(Required work) Reproduce all the entries precisely.
* begin Given records *
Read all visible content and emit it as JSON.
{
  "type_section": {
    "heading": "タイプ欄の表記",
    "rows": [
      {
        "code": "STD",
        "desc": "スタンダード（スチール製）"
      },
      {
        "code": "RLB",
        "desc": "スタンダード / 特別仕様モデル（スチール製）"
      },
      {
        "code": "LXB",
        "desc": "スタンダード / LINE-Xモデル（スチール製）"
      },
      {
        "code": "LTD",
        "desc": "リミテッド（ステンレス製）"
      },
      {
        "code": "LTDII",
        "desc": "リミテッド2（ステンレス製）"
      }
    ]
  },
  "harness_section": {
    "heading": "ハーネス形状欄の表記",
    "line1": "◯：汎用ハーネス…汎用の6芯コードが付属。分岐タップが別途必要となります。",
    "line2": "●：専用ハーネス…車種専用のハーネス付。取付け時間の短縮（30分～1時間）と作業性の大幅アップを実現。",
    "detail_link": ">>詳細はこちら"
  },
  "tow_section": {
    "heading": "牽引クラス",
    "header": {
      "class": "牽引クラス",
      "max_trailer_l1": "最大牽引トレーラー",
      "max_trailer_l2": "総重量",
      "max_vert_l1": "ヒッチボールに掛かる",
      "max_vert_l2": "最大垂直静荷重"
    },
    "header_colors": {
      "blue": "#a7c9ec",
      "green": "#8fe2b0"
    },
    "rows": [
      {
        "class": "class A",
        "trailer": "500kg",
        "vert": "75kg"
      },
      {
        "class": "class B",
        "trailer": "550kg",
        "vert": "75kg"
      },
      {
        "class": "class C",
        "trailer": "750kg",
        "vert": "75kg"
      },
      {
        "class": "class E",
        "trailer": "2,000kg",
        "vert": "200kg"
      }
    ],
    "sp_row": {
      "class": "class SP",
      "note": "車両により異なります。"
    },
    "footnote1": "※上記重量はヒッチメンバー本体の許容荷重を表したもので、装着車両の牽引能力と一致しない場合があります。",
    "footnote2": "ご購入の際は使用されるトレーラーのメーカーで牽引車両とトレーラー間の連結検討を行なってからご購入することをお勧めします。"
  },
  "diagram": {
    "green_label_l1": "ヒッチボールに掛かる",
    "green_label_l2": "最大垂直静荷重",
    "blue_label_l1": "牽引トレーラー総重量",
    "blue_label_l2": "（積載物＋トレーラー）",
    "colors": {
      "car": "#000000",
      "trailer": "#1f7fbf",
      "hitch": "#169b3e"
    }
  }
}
* end Given records *
(In response)
Read all visible content and emit it as JSON.
{
  "type_section": {
    "heading": "タイプ欄の表記",
    "rows": [
      {
        "code": "STD",
        "desc": "スタンダード（スチール製）"
      },
      {
        "code": "RLB",
        "desc": "スタンダード / 特別仕様モデル（スチール製）"
      },
      {
        "code": "LXB",
        "desc": "スタンダード / LINE-Xモデル（スチール製）"
      },
      {
        "code": "LTD",
        "desc": "リミテッド（ステンレス製）"
      },
      {
        "code": "LTDII",
        "desc": "リミテッド2（ステンレス製）"
      }
    ]
  },
  "harness_section": {
    "heading": "ハーネス形状欄の表記",
    "line1": "◯：汎用ハーネス…汎用の6芯コードが付属。分岐タップが別途必要となります。",
    "line2": "●：専用ハーネス…車種専用のハーネス付。取付け時間の短縮（30分～1時間）と作業性の大幅アップを実現。",
    "detail_link": ">>詳細はこちら"
  },
  "tow_section": {
    "heading": "牽引クラス",
    "header": {
      "class": "牽引クラス",
      "max_trailer_l1": "最大牽引トレーラー",
      "max_trailer_l2": "総重量",
      "max_vert_l1": "ヒッチボールに掛かる",
      "max_vert_l2": "最大垂直静荷重"
    },
    "header_colors": {
      "blue": "#a7c9ec",
      "green": "#8fe2b0"
    },
    "rows": [
      {
        "class": "class A",
        "trailer": "500kg",
        "vert": "75kg"
      },
      {
        "class": "class B",
        "trailer": "550kg",
        "vert": "75kg"
      },
      {
        "class": "class C",
        "trailer": "750kg",
        "vert": "75kg"
      },
      {
        "class": "class E",
        "trailer": "2,000kg",
        "vert": "200kg"
      }
    ],
    "sp_row": {
      "class": "class SP",
      "note": "車両により異なります。"
    },
    "footnote1": "※上記重量はヒッチメンバー本体の許容荷重を表したもので、装着車両の牽引能力と一致しない場合があります。",
    "footnote2": "ご購入の際は使用されるトレーラーのメーカーで牽引車両とトレーラー間の連結検討を行なってからご購入することをお勧めします。"
  },
  "diagram": {
    "green_label_l1": "ヒッチボールに掛かる",
    "green_label_l2": "最大垂直静荷重",
    "blue_label_l1": "牽引トレーラー総重量",
    "blue_label_l2": "（積載物＋トレーラー）",
    "colors": {
      "car": "#000000",
      "trailer": "#1f7fbf",
      "hitch": "#169b3e"
    }
  }
}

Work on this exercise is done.